### What to produce
All lines in which the word "trong" occurs are to be extracted.

### Given data
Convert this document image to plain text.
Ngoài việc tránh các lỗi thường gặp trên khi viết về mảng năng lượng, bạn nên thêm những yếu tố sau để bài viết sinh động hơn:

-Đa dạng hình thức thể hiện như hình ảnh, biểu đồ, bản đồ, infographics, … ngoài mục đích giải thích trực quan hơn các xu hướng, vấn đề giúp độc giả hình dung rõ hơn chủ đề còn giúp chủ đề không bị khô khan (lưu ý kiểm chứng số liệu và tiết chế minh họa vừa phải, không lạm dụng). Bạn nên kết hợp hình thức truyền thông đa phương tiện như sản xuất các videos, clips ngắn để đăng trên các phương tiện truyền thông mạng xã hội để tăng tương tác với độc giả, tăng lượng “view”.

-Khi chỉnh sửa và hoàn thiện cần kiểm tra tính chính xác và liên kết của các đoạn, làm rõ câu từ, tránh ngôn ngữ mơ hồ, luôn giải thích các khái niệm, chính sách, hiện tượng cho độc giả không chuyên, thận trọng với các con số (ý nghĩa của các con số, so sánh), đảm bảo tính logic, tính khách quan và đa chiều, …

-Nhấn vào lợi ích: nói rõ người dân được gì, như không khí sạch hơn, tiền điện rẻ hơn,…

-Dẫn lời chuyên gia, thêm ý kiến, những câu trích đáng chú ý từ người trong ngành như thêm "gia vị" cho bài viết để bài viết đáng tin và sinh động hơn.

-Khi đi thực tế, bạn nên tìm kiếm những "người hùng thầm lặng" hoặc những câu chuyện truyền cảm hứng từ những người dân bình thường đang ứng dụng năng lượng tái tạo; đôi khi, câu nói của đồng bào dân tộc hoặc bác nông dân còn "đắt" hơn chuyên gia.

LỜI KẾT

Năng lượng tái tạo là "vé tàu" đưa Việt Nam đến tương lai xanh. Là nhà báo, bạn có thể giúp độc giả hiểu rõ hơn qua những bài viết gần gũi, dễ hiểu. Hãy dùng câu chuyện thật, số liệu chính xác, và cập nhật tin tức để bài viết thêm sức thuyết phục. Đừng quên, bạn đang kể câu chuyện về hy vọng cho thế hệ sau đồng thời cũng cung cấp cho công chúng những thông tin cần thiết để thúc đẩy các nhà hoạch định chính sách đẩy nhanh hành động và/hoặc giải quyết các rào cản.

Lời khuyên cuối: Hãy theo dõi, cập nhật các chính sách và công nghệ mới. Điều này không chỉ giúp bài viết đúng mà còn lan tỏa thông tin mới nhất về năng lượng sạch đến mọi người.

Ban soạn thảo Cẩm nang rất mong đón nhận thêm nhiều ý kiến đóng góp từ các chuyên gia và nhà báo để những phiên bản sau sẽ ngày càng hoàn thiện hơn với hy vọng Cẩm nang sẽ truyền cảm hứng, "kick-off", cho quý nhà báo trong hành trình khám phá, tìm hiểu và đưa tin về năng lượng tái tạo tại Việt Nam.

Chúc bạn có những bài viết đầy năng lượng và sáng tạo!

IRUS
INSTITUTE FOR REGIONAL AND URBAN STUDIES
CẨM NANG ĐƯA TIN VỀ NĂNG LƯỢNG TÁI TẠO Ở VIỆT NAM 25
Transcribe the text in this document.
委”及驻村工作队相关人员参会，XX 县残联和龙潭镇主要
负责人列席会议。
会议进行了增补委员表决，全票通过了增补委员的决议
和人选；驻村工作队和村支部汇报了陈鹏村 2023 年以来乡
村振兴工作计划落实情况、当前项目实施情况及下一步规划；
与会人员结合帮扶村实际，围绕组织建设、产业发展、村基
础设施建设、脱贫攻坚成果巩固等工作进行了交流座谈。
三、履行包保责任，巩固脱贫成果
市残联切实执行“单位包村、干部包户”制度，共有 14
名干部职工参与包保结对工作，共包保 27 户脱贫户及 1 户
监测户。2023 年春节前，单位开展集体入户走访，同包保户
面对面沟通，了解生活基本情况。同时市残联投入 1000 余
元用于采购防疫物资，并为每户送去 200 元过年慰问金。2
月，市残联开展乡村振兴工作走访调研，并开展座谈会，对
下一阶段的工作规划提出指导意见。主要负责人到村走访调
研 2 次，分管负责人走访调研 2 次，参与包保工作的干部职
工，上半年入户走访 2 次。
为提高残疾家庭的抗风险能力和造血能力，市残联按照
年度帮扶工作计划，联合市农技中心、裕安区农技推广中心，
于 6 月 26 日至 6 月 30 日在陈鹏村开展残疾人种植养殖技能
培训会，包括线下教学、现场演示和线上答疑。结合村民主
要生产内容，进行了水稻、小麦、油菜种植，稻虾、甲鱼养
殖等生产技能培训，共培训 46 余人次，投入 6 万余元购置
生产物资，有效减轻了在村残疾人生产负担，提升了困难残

### Result of this exercise
-Dẫn lời chuyên gia, thêm ý kiến, những câu trích đáng chú ý từ người trong ngành như thêm "gia vị" cho bài viết để bài viết đáng tin và sinh động hơn.
Ban soạn thảo Cẩm nang rất mong đón nhận thêm nhiều ý kiến đóng góp từ các chuyên gia và nhà báo để những phiên bản sau sẽ ngày càng hoàn thiện hơn với hy vọng Cẩm nang sẽ truyền cảm hứng, "kick-off", cho quý nhà báo trong hành trình khám phá, tìm hiểu và đưa tin về năng lượng tái tạo tại Việt Nam.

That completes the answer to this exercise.